What you will do ->
In the entries that follow, how many lines contain "object"? Answer with the number only.

★ ★ ★ ★ ★

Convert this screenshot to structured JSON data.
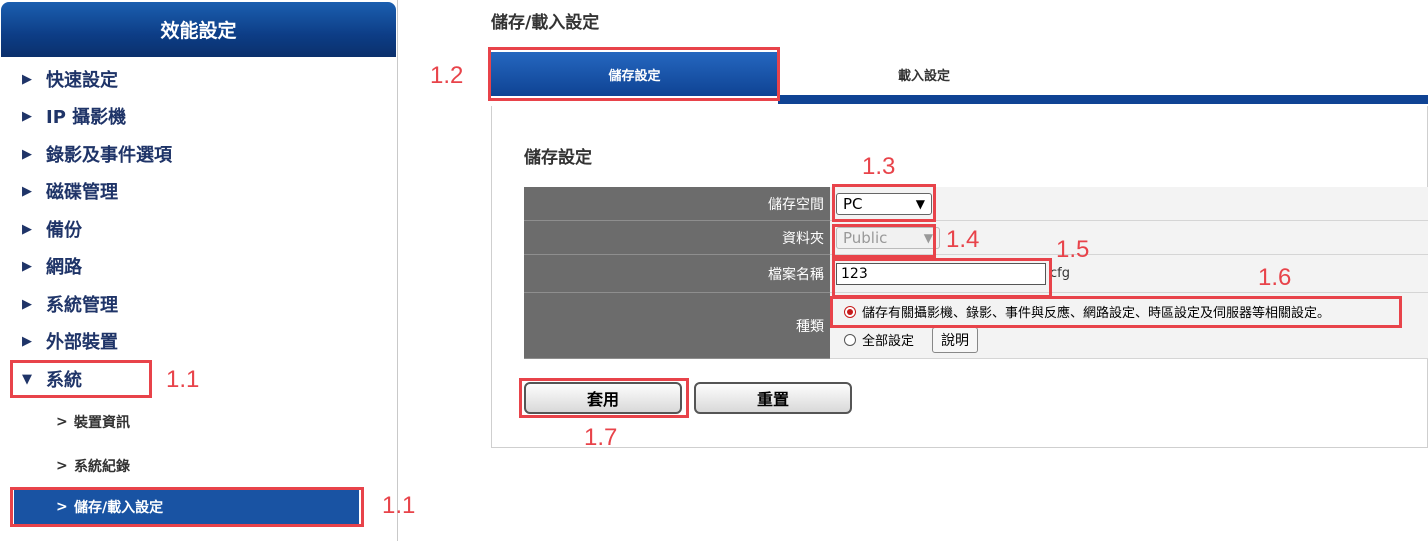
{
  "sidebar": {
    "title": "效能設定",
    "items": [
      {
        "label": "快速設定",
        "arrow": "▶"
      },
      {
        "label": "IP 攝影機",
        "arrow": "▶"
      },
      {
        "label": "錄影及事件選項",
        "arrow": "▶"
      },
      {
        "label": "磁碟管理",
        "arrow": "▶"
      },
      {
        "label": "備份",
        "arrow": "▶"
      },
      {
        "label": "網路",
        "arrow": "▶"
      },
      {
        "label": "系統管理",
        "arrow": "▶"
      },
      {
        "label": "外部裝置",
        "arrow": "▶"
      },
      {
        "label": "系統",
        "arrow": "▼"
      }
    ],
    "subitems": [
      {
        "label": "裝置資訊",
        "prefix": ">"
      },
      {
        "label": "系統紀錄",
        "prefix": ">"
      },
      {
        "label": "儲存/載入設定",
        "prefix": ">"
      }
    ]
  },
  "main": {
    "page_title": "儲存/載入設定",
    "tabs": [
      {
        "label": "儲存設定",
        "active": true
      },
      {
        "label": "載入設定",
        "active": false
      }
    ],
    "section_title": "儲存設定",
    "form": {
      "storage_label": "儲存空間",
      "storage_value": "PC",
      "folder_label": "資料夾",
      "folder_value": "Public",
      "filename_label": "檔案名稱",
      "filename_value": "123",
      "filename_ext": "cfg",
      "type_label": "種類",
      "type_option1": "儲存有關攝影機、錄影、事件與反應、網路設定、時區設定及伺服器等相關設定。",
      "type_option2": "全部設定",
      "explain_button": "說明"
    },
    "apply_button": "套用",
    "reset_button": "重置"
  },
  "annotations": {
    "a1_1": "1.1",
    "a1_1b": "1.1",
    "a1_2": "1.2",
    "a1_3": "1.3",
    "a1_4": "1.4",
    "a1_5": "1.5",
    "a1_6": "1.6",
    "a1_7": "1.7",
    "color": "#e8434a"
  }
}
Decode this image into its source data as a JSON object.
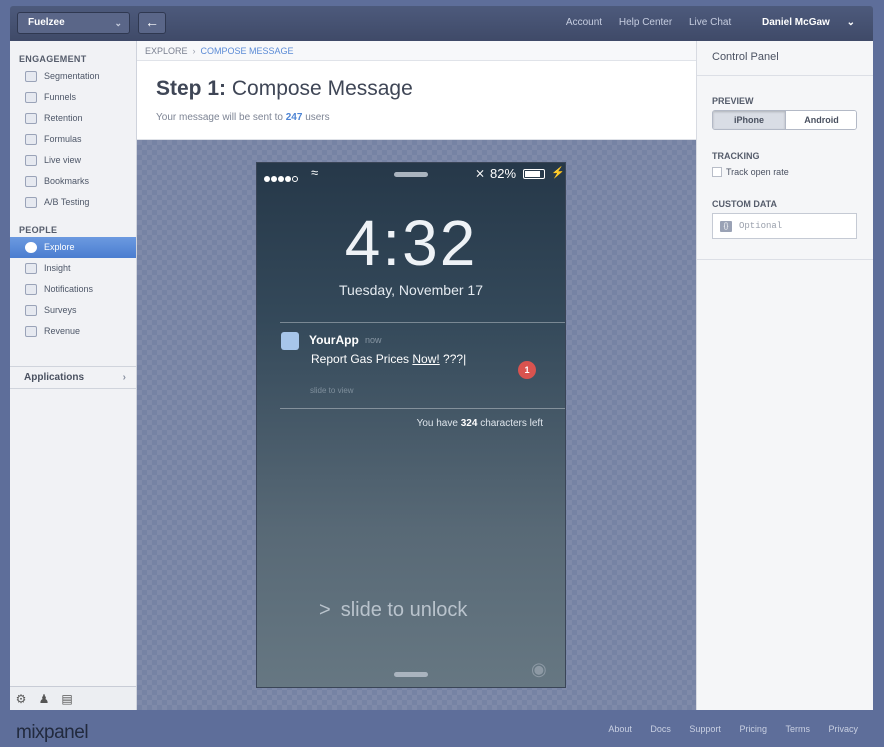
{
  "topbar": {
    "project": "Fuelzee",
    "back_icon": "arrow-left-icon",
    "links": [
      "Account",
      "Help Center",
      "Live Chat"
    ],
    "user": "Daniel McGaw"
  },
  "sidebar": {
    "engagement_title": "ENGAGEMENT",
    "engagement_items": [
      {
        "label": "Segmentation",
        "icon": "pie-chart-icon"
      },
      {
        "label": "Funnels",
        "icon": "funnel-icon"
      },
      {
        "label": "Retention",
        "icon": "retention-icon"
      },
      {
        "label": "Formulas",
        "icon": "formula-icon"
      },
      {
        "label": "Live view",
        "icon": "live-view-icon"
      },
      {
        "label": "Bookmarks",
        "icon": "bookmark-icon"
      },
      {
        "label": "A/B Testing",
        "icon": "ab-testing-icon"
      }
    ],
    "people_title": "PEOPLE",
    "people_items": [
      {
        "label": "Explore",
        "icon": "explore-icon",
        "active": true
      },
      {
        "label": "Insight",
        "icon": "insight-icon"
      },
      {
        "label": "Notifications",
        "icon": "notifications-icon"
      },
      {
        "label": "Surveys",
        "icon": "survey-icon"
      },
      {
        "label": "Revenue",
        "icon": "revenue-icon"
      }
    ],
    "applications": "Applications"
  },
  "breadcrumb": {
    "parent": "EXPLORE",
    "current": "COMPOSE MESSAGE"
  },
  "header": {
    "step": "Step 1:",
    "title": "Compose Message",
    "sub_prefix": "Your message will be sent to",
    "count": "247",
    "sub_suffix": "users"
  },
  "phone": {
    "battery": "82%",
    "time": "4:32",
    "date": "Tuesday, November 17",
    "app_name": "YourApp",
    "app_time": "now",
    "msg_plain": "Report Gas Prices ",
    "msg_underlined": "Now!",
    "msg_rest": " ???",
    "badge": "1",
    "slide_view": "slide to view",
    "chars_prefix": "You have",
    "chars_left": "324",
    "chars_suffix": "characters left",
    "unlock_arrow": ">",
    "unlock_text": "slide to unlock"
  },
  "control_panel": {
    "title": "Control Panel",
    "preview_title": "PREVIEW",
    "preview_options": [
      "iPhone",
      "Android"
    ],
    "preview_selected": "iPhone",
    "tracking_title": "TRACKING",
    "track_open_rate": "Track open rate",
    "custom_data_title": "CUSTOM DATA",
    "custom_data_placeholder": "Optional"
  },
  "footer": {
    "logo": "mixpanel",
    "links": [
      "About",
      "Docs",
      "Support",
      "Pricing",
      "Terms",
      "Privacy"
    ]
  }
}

★ ★ ★ ★ ★

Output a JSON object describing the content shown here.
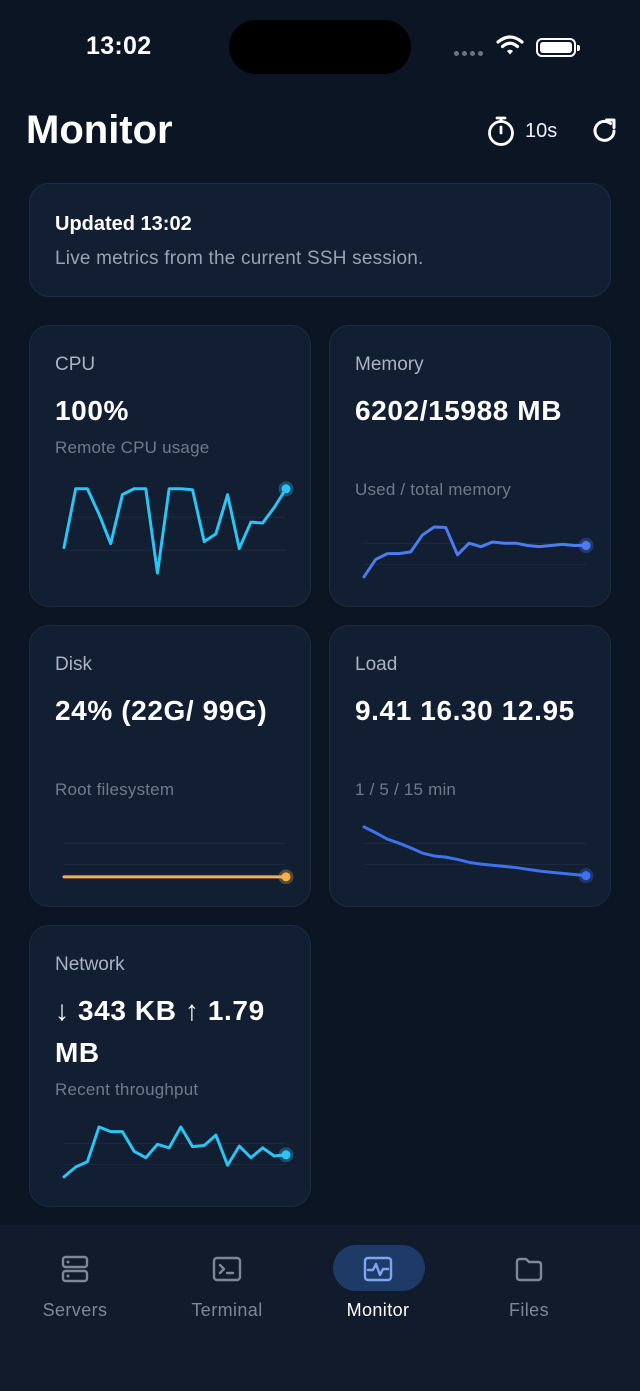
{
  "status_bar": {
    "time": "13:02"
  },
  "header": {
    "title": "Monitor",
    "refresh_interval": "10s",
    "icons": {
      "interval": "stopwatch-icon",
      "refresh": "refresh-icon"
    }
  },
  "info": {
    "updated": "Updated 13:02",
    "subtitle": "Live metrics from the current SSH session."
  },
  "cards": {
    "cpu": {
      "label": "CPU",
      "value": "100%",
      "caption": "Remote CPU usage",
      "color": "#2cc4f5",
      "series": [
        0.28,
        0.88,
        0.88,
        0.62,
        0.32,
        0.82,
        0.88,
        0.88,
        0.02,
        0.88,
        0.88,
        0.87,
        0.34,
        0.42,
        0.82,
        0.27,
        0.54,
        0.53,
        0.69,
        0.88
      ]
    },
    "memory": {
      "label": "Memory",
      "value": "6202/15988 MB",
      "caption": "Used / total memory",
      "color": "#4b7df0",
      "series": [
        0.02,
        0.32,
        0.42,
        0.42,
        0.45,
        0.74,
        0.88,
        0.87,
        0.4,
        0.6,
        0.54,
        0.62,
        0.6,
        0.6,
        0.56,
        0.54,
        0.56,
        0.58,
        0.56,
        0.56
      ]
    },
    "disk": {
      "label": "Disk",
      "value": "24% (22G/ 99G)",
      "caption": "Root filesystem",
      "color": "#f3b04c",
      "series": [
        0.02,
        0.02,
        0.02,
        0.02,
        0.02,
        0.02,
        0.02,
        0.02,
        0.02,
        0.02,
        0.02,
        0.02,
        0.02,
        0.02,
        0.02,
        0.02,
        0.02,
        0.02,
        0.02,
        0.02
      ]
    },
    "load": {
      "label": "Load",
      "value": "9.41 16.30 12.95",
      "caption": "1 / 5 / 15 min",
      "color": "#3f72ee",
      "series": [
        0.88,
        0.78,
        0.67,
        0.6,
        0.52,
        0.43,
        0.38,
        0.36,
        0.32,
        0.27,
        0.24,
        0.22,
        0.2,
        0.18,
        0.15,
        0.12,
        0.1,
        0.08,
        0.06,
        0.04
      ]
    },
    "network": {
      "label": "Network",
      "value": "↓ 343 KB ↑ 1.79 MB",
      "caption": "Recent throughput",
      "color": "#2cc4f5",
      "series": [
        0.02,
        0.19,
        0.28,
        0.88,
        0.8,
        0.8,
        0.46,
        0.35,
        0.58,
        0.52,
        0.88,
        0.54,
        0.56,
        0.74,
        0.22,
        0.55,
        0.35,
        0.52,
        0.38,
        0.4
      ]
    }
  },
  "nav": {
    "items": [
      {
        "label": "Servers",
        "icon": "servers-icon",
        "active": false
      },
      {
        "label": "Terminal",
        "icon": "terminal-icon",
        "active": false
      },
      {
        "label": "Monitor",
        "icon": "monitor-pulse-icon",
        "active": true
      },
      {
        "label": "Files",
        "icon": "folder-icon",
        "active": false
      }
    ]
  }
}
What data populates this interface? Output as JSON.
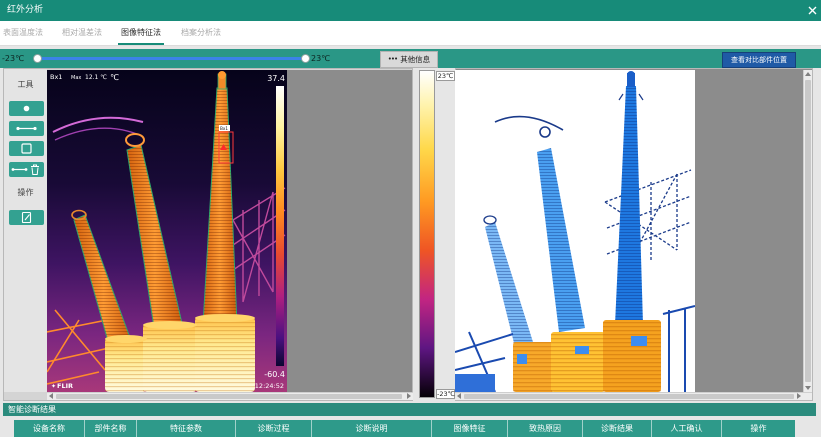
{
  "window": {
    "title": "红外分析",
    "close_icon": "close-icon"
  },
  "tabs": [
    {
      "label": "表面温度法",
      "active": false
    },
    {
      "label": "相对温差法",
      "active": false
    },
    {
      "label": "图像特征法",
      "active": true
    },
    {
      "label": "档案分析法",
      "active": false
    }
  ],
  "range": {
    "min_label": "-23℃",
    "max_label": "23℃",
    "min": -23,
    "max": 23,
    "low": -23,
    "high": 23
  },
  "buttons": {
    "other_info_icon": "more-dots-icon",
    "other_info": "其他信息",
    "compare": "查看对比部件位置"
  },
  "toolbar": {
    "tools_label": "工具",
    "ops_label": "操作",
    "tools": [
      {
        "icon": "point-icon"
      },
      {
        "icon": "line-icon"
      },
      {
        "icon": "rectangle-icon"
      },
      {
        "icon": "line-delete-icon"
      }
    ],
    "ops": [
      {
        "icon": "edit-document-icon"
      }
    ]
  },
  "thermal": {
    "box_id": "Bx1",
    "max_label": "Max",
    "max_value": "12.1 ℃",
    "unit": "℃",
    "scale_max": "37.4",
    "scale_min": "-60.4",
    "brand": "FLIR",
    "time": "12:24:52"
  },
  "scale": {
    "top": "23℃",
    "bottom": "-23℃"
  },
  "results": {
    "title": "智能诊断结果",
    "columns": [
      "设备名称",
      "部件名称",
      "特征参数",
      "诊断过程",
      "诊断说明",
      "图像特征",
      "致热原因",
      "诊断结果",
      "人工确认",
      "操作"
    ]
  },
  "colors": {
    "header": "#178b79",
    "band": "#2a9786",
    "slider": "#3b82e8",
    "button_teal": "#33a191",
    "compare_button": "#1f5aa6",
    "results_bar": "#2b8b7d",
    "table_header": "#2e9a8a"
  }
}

★ ★ ★ ★ ★

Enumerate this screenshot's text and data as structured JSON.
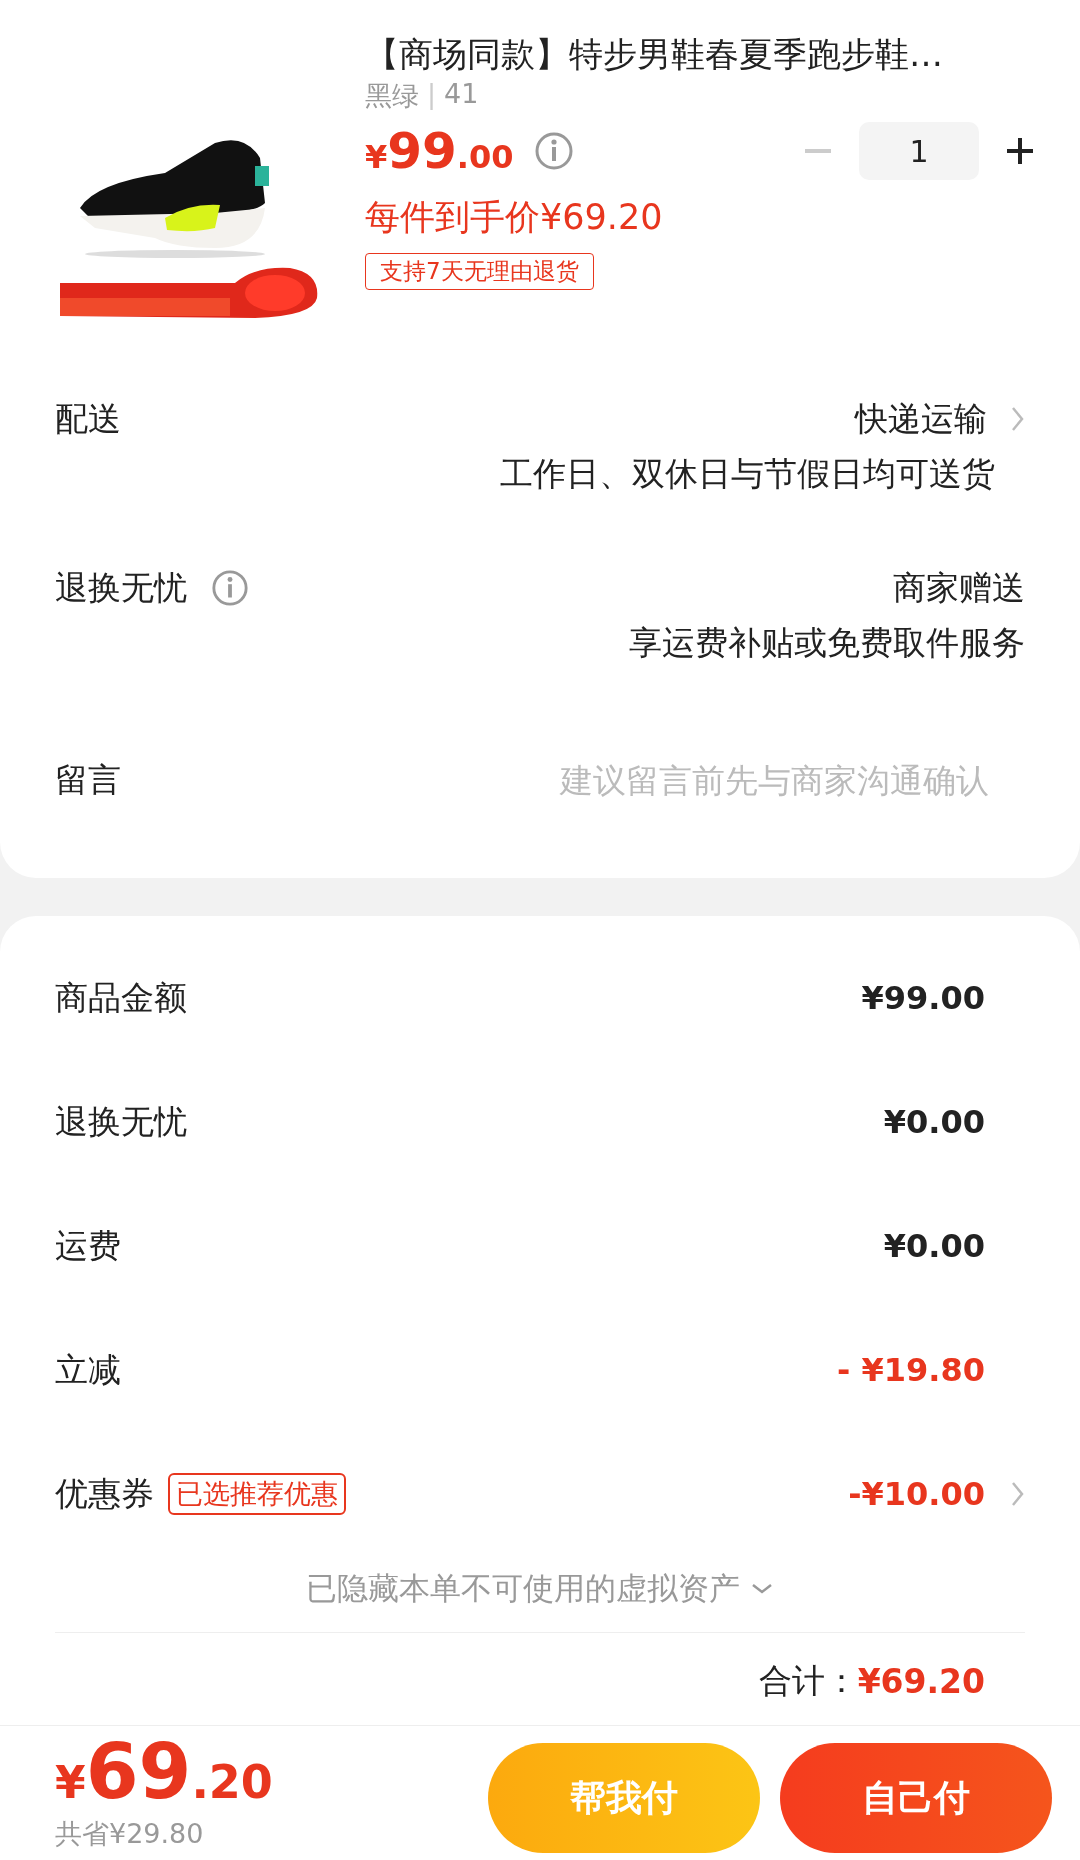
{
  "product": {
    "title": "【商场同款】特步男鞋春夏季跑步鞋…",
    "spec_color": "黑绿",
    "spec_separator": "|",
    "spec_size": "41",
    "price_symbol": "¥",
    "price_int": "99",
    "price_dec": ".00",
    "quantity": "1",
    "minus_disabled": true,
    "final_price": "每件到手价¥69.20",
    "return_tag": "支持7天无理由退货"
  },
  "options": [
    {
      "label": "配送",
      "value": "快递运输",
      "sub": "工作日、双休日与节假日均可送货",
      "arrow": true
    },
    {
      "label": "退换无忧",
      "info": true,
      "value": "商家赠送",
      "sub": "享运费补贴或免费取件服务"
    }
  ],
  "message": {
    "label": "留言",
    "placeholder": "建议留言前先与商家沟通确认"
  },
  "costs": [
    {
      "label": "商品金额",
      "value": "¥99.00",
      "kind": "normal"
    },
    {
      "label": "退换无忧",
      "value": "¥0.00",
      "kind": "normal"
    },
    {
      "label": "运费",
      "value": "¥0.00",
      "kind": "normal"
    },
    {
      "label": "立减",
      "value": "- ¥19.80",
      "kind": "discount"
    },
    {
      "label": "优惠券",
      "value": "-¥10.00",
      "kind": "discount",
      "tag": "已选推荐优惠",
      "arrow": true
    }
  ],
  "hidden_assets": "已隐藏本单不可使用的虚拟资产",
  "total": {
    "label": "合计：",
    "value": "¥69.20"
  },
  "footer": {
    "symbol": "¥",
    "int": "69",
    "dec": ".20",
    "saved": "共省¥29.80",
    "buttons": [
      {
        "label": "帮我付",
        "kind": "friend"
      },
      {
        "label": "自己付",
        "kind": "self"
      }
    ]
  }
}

★ ★ ★ ★ ★

Output of the exercise ->
2